EXERCISE INPUTS
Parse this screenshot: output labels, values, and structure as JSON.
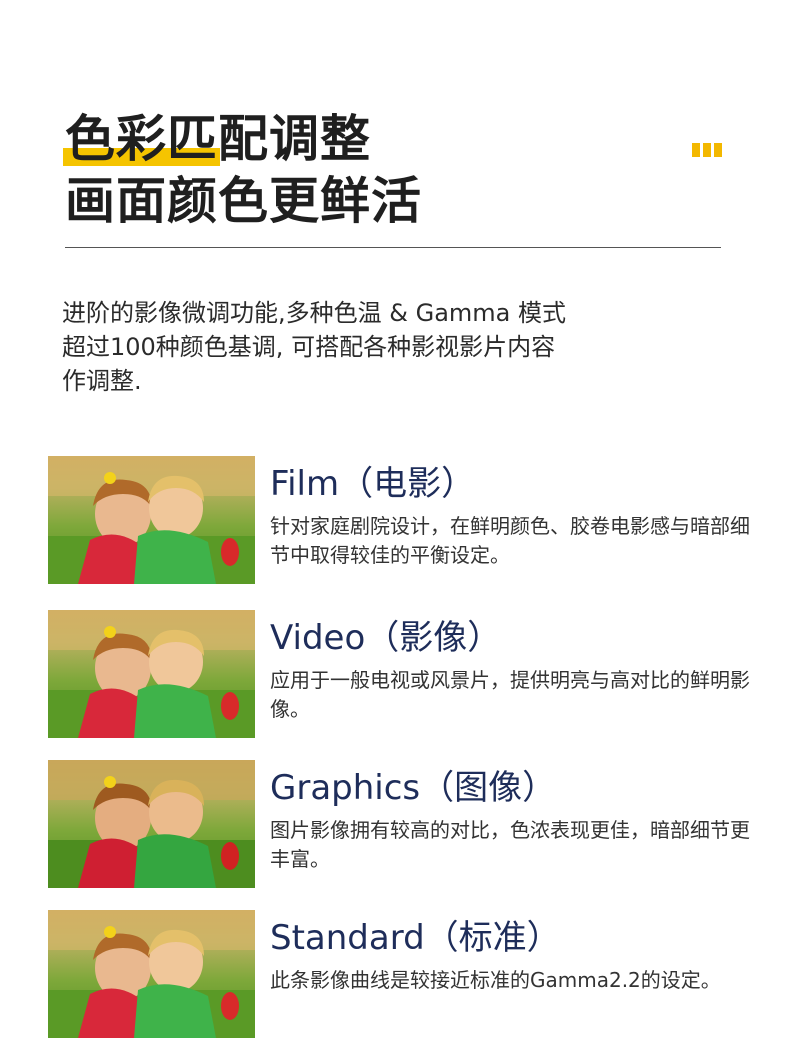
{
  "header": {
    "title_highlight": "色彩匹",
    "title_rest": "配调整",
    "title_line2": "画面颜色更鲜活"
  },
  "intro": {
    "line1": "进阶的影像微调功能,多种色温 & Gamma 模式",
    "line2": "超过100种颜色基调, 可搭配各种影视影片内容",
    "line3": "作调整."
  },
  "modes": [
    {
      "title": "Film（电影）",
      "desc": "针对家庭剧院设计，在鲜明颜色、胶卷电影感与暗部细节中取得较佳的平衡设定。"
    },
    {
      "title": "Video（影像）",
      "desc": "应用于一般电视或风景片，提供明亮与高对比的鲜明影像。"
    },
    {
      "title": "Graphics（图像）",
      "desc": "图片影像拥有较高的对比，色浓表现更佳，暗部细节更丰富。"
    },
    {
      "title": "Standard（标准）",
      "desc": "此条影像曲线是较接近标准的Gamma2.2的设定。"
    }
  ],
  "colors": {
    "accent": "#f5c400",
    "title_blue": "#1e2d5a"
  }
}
...
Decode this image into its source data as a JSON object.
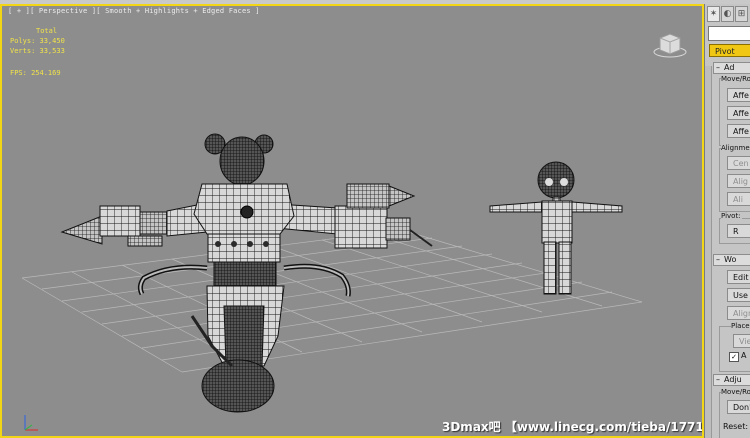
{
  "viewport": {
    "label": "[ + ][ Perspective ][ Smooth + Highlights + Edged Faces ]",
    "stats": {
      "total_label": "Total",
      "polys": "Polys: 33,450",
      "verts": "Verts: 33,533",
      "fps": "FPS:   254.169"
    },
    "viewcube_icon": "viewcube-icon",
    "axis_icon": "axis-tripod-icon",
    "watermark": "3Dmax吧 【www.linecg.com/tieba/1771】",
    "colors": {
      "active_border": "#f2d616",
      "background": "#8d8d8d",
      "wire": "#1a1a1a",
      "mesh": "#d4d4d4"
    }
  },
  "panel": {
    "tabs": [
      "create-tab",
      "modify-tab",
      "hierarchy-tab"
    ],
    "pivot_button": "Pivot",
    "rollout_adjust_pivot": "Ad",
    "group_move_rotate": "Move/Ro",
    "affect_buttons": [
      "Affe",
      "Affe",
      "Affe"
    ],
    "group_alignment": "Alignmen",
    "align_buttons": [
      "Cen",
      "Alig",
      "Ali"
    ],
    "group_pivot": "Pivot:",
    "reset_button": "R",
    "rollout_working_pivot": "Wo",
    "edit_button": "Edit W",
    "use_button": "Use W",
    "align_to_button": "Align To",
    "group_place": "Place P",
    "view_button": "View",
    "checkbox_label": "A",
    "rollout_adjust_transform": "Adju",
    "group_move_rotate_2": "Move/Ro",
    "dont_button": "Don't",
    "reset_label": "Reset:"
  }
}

WRITTEN EXERCISE
Look through the material above and pick out each line holding the word "icon".

SOLUTION FOR THIS TASK
    "viewcube_icon": "viewcube-icon",
    "axis_icon": "axis-tripod-icon",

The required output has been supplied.